_WHAT YOU WILL DO:_
Quote the records below in full, exactly as given, with the images taken out.

***** ENTRIES *****

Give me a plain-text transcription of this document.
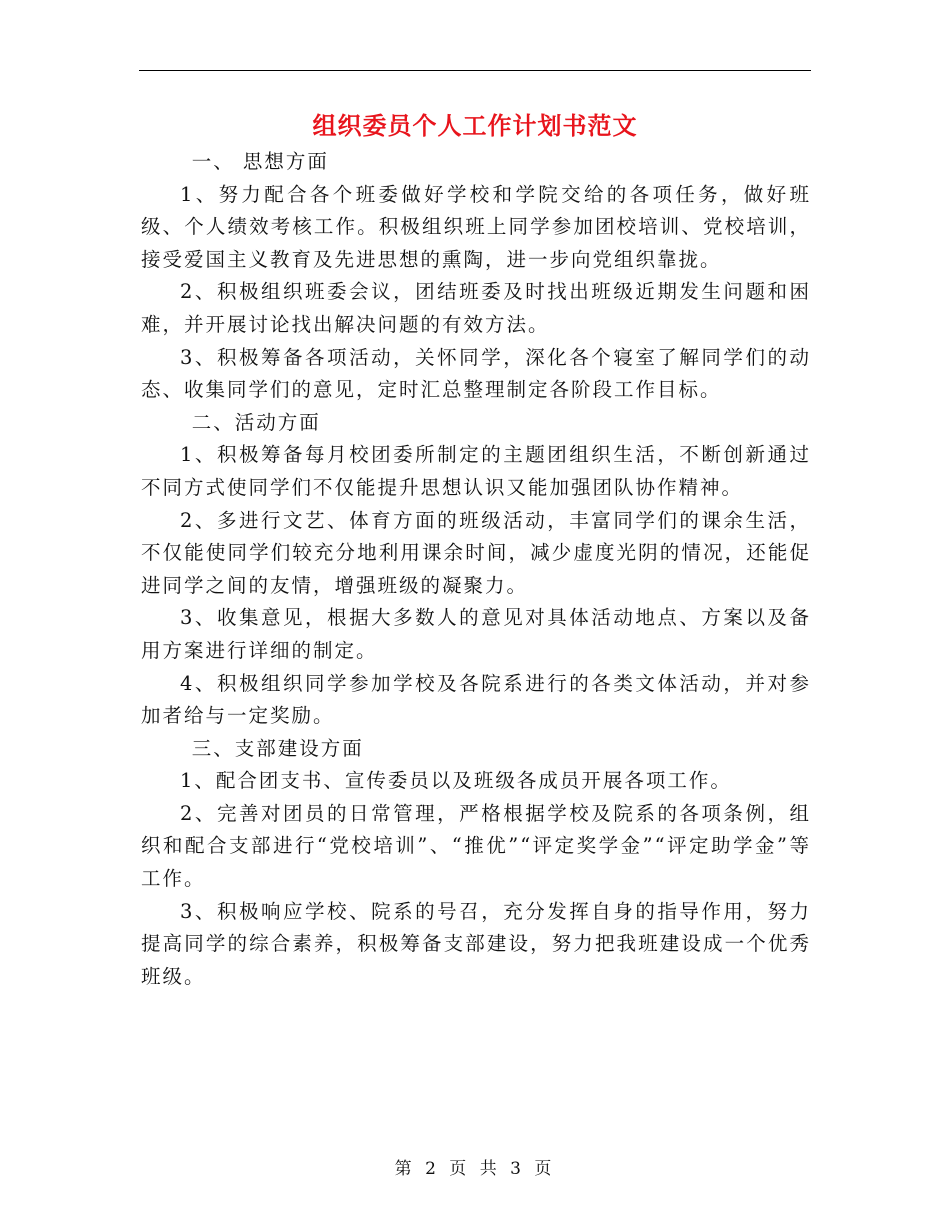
组织委员个人工作计划书范文

一、 思想方面

1、努力配合各个班委做好学校和学院交给的各项任务，做好班级、个人绩效考核工作。积极组织班上同学参加团校培训、党校培训，接受爱国主义教育及先进思想的熏陶，进一步向党组织靠拢。

2、积极组织班委会议，团结班委及时找出班级近期发生问题和困难，并开展讨论找出解决问题的有效方法。

3、积极筹备各项活动，关怀同学，深化各个寝室了解同学们的动态、收集同学们的意见，定时汇总整理制定各阶段工作目标。

二、活动方面

1、积极筹备每月校团委所制定的主题团组织生活，不断创新通过不同方式使同学们不仅能提升思想认识又能加强团队协作精神。

2、多进行文艺、体育方面的班级活动，丰富同学们的课余生活，不仅能使同学们较充分地利用课余时间，减少虚度光阴的情况，还能促进同学之间的友情，增强班级的凝聚力。

3、收集意见，根据大多数人的意见对具体活动地点、方案以及备用方案进行详细的制定。

4、积极组织同学参加学校及各院系进行的各类文体活动，并对参加者给与一定奖励。

三、支部建设方面

1、配合团支书、宣传委员以及班级各成员开展各项工作。

2、完善对团员的日常管理，严格根据学校及院系的各项条例，组织和配合支部进行“党校培训”、“推优”“评定奖学金”“评定助学金”等工作。

3、积极响应学校、院系的号召，充分发挥自身的指导作用，努力提高同学的综合素养，积极筹备支部建设，努力把我班建设成一个优秀班级。

第 2 页 共 3 页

*****

_FINAL RESULT:_
Give me a plain-text transcription of this document.
组织委员个人工作计划书范文

一、 思想方面

1、努力配合各个班委做好学校和学院交给的各项任务，做好班级、个人绩效考核工作。积极组织班上同学参加团校培训、党校培训，接受爱国主义教育及先进思想的熏陶，进一步向党组织靠拢。

2、积极组织班委会议，团结班委及时找出班级近期发生问题和困难，并开展讨论找出解决问题的有效方法。

3、积极筹备各项活动，关怀同学，深化各个寝室了解同学们的动态、收集同学们的意见，定时汇总整理制定各阶段工作目标。

二、活动方面

1、积极筹备每月校团委所制定的主题团组织生活，不断创新通过不同方式使同学们不仅能提升思想认识又能加强团队协作精神。

2、多进行文艺、体育方面的班级活动，丰富同学们的课余生活，不仅能使同学们较充分地利用课余时间，减少虚度光阴的情况，还能促进同学之间的友情，增强班级的凝聚力。

3、收集意见，根据大多数人的意见对具体活动地点、方案以及备用方案进行详细的制定。

4、积极组织同学参加学校及各院系进行的各类文体活动，并对参加者给与一定奖励。

三、支部建设方面

1、配合团支书、宣传委员以及班级各成员开展各项工作。

2、完善对团员的日常管理，严格根据学校及院系的各项条例，组织和配合支部进行“党校培训”、“推优”“评定奖学金”“评定助学金”等工作。

3、积极响应学校、院系的号召，充分发挥自身的指导作用，努力提高同学的综合素养，积极筹备支部建设，努力把我班建设成一个优秀班级。

第 2 页 共 3 页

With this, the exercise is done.